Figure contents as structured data

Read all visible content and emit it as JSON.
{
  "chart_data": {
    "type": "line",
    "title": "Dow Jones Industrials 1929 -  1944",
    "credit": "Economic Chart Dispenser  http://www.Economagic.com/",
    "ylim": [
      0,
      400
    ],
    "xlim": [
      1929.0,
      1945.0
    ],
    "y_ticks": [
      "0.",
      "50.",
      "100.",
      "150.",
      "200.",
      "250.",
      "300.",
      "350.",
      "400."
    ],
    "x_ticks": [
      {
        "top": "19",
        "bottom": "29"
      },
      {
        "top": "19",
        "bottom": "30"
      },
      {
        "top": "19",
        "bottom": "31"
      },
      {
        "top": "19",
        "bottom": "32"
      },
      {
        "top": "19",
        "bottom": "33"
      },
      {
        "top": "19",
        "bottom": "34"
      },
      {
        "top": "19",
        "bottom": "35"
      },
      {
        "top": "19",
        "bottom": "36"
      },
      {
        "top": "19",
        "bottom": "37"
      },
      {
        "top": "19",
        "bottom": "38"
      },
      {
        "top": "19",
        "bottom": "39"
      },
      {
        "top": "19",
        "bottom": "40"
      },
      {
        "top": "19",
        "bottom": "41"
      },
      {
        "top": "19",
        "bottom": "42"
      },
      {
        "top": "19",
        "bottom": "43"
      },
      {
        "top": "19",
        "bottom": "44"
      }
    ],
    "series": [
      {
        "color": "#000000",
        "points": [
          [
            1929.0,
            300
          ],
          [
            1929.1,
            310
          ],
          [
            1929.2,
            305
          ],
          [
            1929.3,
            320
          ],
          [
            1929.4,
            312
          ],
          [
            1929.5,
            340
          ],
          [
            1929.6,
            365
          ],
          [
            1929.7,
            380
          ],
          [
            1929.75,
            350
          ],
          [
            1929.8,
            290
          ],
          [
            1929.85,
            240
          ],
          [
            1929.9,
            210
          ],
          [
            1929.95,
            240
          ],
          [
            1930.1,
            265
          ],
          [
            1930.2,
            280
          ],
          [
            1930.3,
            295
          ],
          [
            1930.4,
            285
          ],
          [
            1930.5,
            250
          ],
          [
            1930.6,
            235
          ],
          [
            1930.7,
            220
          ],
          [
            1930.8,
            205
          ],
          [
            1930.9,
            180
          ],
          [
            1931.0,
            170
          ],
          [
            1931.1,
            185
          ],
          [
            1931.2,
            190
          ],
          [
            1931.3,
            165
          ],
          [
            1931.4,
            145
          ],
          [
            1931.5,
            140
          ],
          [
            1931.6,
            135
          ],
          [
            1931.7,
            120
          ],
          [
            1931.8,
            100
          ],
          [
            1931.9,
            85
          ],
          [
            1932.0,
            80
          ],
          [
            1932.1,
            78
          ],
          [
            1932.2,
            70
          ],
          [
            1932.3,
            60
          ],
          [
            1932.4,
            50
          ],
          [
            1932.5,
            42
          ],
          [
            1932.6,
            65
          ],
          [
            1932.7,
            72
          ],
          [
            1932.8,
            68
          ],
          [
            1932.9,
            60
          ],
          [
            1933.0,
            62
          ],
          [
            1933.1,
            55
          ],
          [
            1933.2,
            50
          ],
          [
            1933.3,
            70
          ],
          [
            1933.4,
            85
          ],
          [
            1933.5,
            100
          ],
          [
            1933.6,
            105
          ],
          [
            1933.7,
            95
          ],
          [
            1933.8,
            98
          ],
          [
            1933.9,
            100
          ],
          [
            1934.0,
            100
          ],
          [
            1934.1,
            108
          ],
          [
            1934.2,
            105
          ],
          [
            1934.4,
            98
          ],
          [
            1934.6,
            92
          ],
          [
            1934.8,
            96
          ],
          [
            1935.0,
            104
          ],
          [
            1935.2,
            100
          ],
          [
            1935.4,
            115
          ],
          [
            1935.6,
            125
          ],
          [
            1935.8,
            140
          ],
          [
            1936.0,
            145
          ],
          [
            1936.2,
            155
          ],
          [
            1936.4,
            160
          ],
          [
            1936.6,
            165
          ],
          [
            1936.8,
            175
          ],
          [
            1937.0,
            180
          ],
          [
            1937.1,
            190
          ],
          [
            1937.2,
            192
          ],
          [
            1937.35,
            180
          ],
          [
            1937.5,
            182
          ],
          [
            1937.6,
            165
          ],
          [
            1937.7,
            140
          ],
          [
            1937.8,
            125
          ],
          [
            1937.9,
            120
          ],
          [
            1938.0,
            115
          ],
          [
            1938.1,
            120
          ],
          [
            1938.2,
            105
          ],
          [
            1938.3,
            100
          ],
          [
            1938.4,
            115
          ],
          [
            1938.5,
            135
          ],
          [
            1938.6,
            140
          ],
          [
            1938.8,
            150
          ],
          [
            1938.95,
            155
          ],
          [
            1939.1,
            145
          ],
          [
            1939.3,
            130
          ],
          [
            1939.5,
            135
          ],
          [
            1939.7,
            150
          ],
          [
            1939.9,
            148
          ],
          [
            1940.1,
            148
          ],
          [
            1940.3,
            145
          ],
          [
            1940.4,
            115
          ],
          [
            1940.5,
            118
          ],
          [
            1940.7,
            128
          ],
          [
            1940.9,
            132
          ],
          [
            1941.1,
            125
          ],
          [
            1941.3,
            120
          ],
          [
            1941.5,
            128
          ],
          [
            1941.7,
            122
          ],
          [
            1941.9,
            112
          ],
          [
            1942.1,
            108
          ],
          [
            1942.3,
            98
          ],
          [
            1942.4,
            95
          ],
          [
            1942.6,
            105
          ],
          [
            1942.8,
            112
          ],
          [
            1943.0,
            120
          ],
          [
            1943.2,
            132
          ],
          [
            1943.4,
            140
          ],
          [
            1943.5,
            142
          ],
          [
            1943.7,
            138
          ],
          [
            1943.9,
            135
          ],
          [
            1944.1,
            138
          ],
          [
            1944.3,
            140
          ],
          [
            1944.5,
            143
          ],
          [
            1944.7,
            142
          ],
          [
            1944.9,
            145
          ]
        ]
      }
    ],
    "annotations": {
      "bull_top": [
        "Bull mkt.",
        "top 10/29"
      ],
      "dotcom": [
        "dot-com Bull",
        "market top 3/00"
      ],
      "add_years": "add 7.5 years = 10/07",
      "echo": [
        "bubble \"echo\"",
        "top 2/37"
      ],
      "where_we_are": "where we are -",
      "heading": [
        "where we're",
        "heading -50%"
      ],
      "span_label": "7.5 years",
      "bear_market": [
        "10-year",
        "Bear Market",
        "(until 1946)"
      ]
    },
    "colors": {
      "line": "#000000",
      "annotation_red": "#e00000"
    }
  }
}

§ **Stated exercise**: Filter the records above and return every line that holds the word "years".

§ **Response to this task**:
      "add_years": "add 7.5 years = 10/07",
      "span_label": "7.5 years",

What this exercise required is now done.